▸ **Problem description**
Wherever the word "more" appears in a line, copy that line.

>> BEGIN Dataset records

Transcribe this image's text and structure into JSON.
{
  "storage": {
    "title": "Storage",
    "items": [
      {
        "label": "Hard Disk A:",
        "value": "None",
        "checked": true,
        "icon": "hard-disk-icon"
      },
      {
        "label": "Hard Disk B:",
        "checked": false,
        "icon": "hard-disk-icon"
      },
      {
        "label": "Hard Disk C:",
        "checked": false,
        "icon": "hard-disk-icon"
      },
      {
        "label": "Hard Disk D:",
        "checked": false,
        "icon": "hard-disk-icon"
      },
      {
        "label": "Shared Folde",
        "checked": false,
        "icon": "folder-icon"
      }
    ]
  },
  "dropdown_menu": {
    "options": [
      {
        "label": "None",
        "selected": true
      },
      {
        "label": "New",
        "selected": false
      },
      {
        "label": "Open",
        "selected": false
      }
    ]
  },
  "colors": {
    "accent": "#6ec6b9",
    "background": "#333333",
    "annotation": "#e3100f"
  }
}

>> END Dataset records
>> BEGIN Dataset records

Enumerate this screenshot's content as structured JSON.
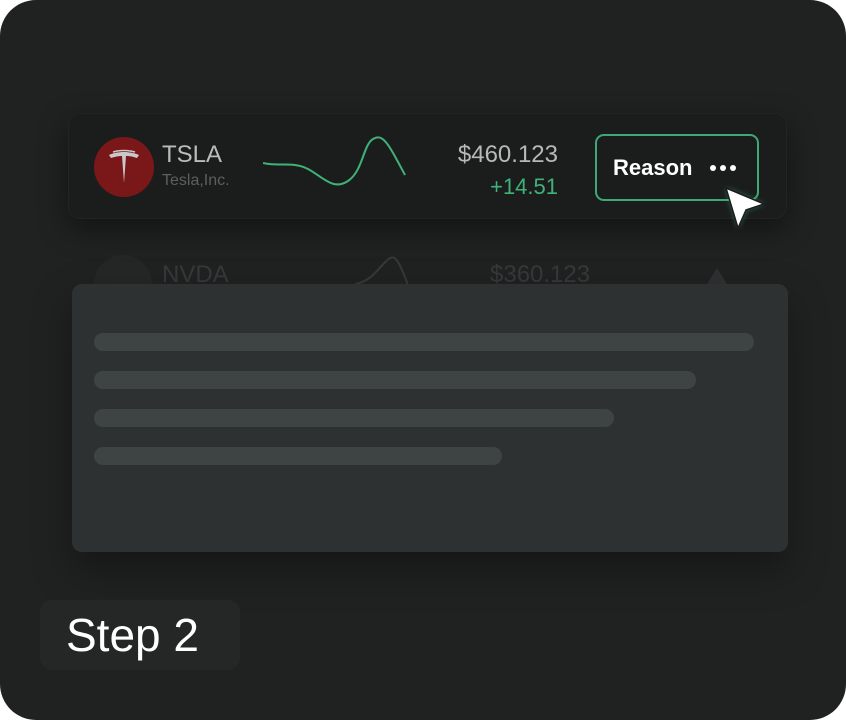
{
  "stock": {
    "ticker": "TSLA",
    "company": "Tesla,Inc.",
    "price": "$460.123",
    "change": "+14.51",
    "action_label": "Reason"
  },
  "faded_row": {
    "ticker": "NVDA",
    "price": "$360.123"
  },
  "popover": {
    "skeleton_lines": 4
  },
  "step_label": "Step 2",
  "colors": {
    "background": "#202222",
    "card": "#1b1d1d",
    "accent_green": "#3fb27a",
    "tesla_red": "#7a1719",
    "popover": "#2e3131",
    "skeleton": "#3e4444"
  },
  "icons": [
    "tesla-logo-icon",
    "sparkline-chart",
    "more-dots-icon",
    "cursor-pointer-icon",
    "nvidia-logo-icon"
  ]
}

>> END Dataset records
>> BEGIN Dataset records

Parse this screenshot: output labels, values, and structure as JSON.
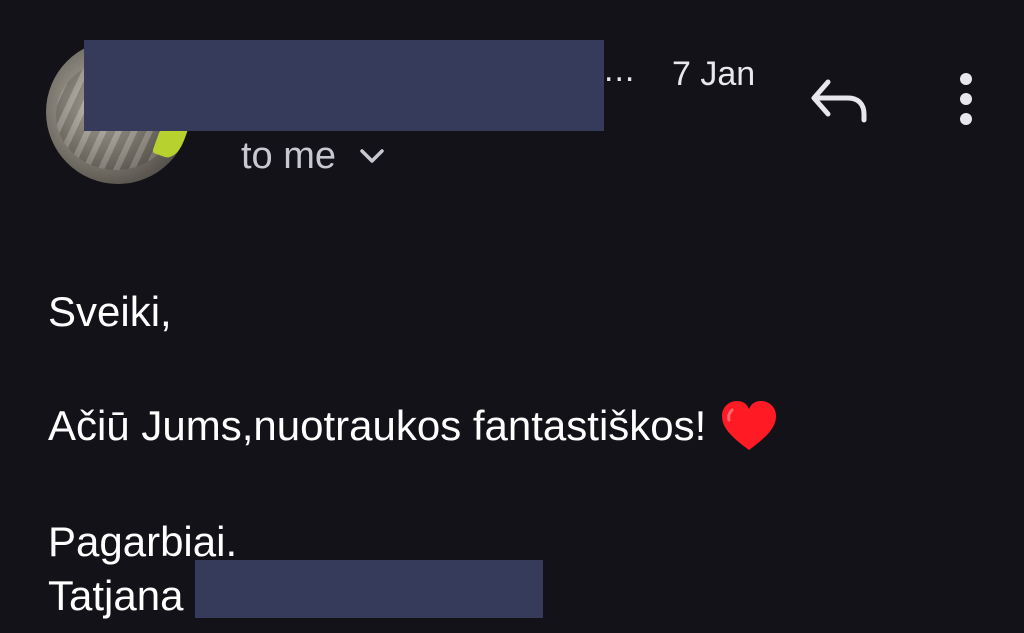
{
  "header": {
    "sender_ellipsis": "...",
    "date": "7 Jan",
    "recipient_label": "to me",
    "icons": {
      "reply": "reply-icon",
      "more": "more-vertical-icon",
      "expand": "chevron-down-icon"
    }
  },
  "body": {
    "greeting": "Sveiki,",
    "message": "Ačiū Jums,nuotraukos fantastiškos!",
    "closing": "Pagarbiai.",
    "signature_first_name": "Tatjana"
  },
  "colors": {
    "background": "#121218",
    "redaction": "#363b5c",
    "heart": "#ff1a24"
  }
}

>> END Dataset records

▸ **Correct answer**
    "more-dots-icon",
      "more": "more-vertical-icon",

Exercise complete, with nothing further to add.